## TASK TO CARRY OUT
Where a record contains a picture, omit it; otherwise reproduce the listing exactly.

==== EXERCISE MATERIAL ====

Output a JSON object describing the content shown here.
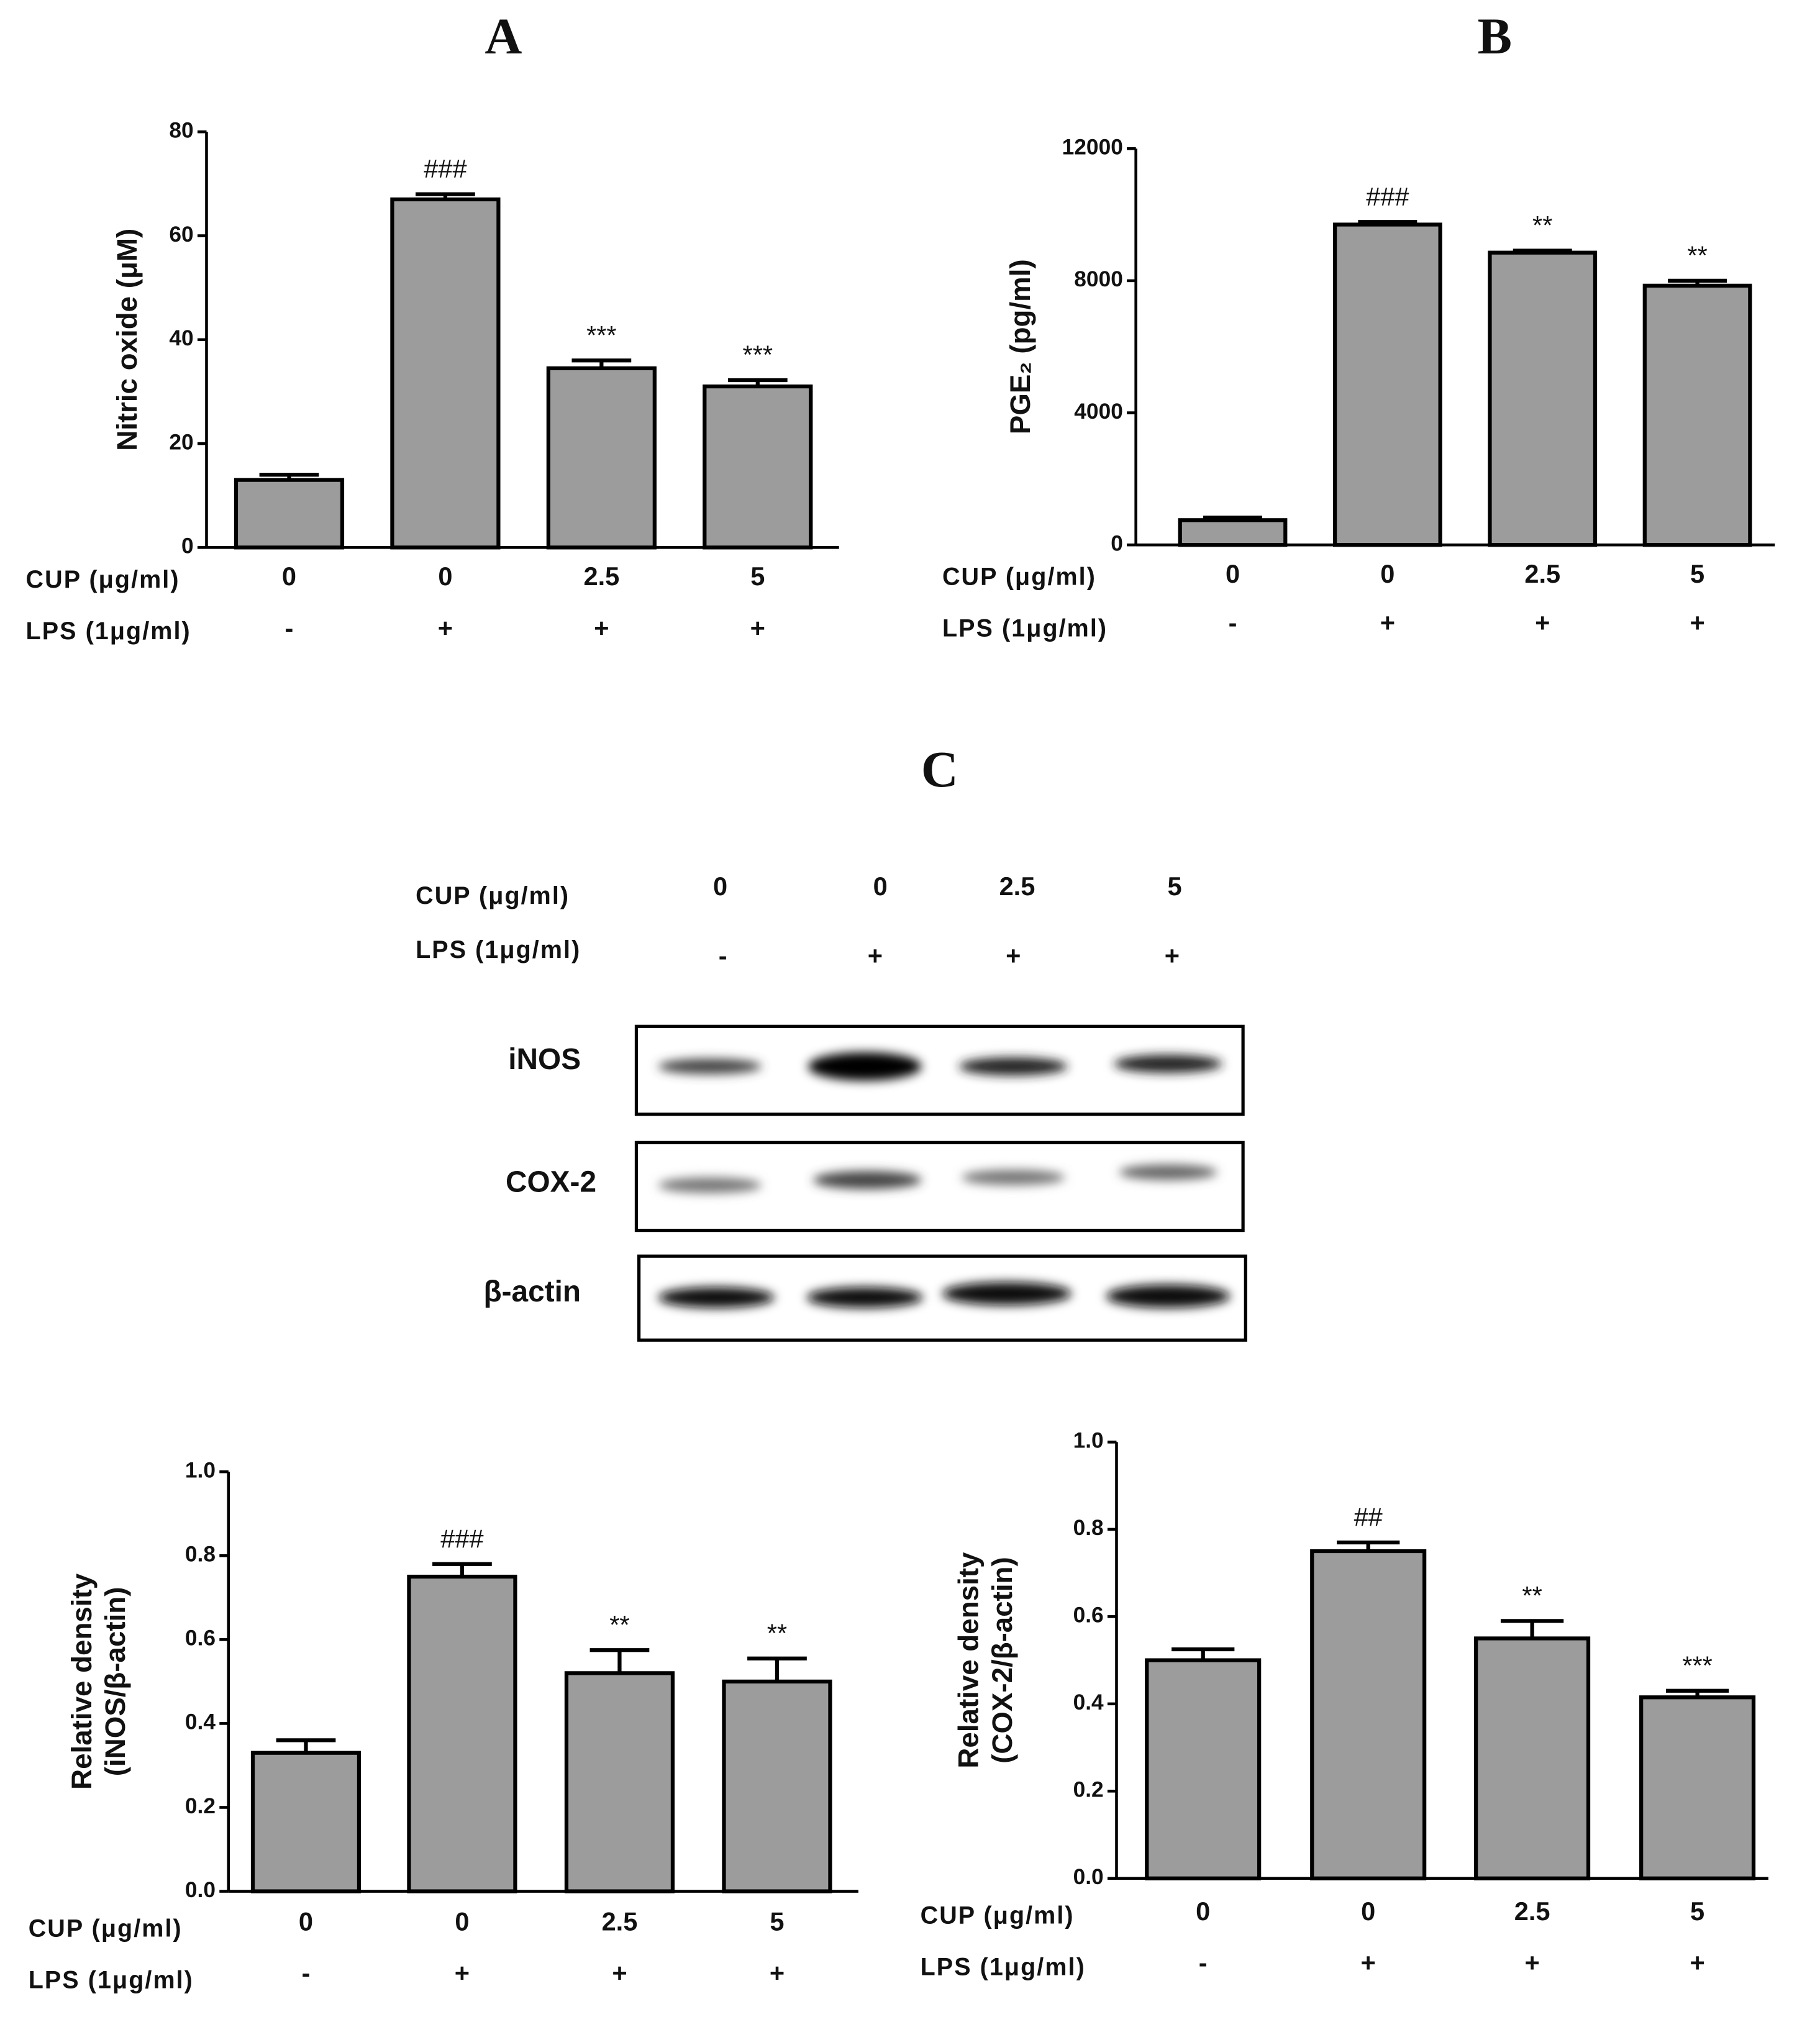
{
  "chart_data": [
    {
      "type": "bar",
      "title": "A",
      "ylabel": [
        "Nitric oxide (μM)"
      ],
      "row_labels": [
        "CUP (μg/ml)",
        "LPS (1μg/ml)"
      ],
      "categories": [
        "0",
        "0",
        "2.5",
        "5"
      ],
      "categories_lps": [
        "-",
        "+",
        "+",
        "+"
      ],
      "values": [
        13,
        67,
        34.5,
        31
      ],
      "errors": [
        1,
        1,
        1.5,
        1.2
      ],
      "annotations": [
        null,
        "###",
        "***",
        "***"
      ],
      "color": "#9c9c9c",
      "ylim": [
        0,
        80
      ],
      "yticks": [
        0,
        20,
        40,
        60,
        80
      ]
    },
    {
      "type": "bar",
      "title": "B",
      "ylabel": [
        "PGE₂ (pg/ml)"
      ],
      "row_labels": [
        "CUP (μg/ml)",
        "LPS (1μg/ml)"
      ],
      "categories": [
        "0",
        "0",
        "2.5",
        "5"
      ],
      "categories_lps": [
        "-",
        "+",
        "+",
        "+"
      ],
      "values": [
        750,
        9700,
        8850,
        7850
      ],
      "errors": [
        80,
        80,
        60,
        150
      ],
      "annotations": [
        null,
        "###",
        "**",
        "**"
      ],
      "color": "#9c9c9c",
      "ylim": [
        0,
        12000
      ],
      "yticks": [
        0,
        4000,
        8000,
        12000
      ]
    },
    {
      "type": "bar",
      "ylabel": [
        "Relative density",
        "(iNOS/β-actin)"
      ],
      "row_labels": [
        "CUP (μg/ml)",
        "LPS (1μg/ml)"
      ],
      "categories": [
        "0",
        "0",
        "2.5",
        "5"
      ],
      "categories_lps": [
        "-",
        "+",
        "+",
        "+"
      ],
      "values": [
        0.33,
        0.75,
        0.52,
        0.5
      ],
      "errors": [
        0.03,
        0.03,
        0.055,
        0.055
      ],
      "annotations": [
        null,
        "###",
        "**",
        "**"
      ],
      "color": "#9c9c9c",
      "ylim": [
        0,
        1
      ],
      "yticks": [
        {
          "value": 0,
          "label": "0.0"
        },
        0.2,
        0.4,
        0.6,
        0.8,
        {
          "value": 1,
          "label": "1.0"
        }
      ]
    },
    {
      "type": "bar",
      "ylabel": [
        "Relative density",
        "(COX-2/β-actin)"
      ],
      "row_labels": [
        "CUP (μg/ml)",
        "LPS (1μg/ml)"
      ],
      "categories": [
        "0",
        "0",
        "2.5",
        "5"
      ],
      "categories_lps": [
        "-",
        "+",
        "+",
        "+"
      ],
      "values": [
        0.5,
        0.75,
        0.55,
        0.415
      ],
      "errors": [
        0.025,
        0.02,
        0.04,
        0.015
      ],
      "annotations": [
        null,
        "##",
        "**",
        "***"
      ],
      "color": "#9c9c9c",
      "ylim": [
        0,
        1
      ],
      "yticks": [
        {
          "value": 0,
          "label": "0.0"
        },
        0.2,
        0.4,
        0.6,
        0.8,
        {
          "value": 1,
          "label": "1.0"
        }
      ]
    }
  ],
  "blot": {
    "title": "C",
    "row_labels": [
      "CUP (μg/ml)",
      "LPS (1μg/ml)"
    ],
    "categories": [
      "0",
      "0",
      "2.5",
      "5"
    ],
    "categories_lps": [
      "-",
      "+",
      "+",
      "+"
    ],
    "proteins": [
      "iNOS",
      "COX-2",
      "β-actin"
    ]
  }
}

====

## ANSWER TO THE PROBLEM
Output a JSON object describing the content shown here.
{
  "chart_data": [
    {
      "type": "bar",
      "title": "A",
      "ylabel": [
        "Nitric oxide (μM)"
      ],
      "row_labels": [
        "CUP (μg/ml)",
        "LPS (1μg/ml)"
      ],
      "categories": [
        "0",
        "0",
        "2.5",
        "5"
      ],
      "categories_lps": [
        "-",
        "+",
        "+",
        "+"
      ],
      "values": [
        13,
        67,
        34.5,
        31
      ],
      "errors": [
        1,
        1,
        1.5,
        1.2
      ],
      "annotations": [
        null,
        "###",
        "***",
        "***"
      ],
      "color": "#9c9c9c",
      "ylim": [
        0,
        80
      ],
      "yticks": [
        0,
        20,
        40,
        60,
        80
      ]
    },
    {
      "type": "bar",
      "title": "B",
      "ylabel": [
        "PGE₂ (pg/ml)"
      ],
      "row_labels": [
        "CUP (μg/ml)",
        "LPS (1μg/ml)"
      ],
      "categories": [
        "0",
        "0",
        "2.5",
        "5"
      ],
      "categories_lps": [
        "-",
        "+",
        "+",
        "+"
      ],
      "values": [
        750,
        9700,
        8850,
        7850
      ],
      "errors": [
        80,
        80,
        60,
        150
      ],
      "annotations": [
        null,
        "###",
        "**",
        "**"
      ],
      "color": "#9c9c9c",
      "ylim": [
        0,
        12000
      ],
      "yticks": [
        0,
        4000,
        8000,
        12000
      ]
    },
    {
      "type": "bar",
      "ylabel": [
        "Relative density",
        "(iNOS/β-actin)"
      ],
      "row_labels": [
        "CUP (μg/ml)",
        "LPS (1μg/ml)"
      ],
      "categories": [
        "0",
        "0",
        "2.5",
        "5"
      ],
      "categories_lps": [
        "-",
        "+",
        "+",
        "+"
      ],
      "values": [
        0.33,
        0.75,
        0.52,
        0.5
      ],
      "errors": [
        0.03,
        0.03,
        0.055,
        0.055
      ],
      "annotations": [
        null,
        "###",
        "**",
        "**"
      ],
      "color": "#9c9c9c",
      "ylim": [
        0,
        1
      ],
      "yticks": [
        {
          "value": 0,
          "label": "0.0"
        },
        0.2,
        0.4,
        0.6,
        0.8,
        {
          "value": 1,
          "label": "1.0"
        }
      ]
    },
    {
      "type": "bar",
      "ylabel": [
        "Relative density",
        "(COX-2/β-actin)"
      ],
      "row_labels": [
        "CUP (μg/ml)",
        "LPS (1μg/ml)"
      ],
      "categories": [
        "0",
        "0",
        "2.5",
        "5"
      ],
      "categories_lps": [
        "-",
        "+",
        "+",
        "+"
      ],
      "values": [
        0.5,
        0.75,
        0.55,
        0.415
      ],
      "errors": [
        0.025,
        0.02,
        0.04,
        0.015
      ],
      "annotations": [
        null,
        "##",
        "**",
        "***"
      ],
      "color": "#9c9c9c",
      "ylim": [
        0,
        1
      ],
      "yticks": [
        {
          "value": 0,
          "label": "0.0"
        },
        0.2,
        0.4,
        0.6,
        0.8,
        {
          "value": 1,
          "label": "1.0"
        }
      ]
    }
  ],
  "blot": {
    "title": "C",
    "row_labels": [
      "CUP (μg/ml)",
      "LPS (1μg/ml)"
    ],
    "categories": [
      "0",
      "0",
      "2.5",
      "5"
    ],
    "categories_lps": [
      "-",
      "+",
      "+",
      "+"
    ],
    "proteins": [
      "iNOS",
      "COX-2",
      "β-actin"
    ]
  }
}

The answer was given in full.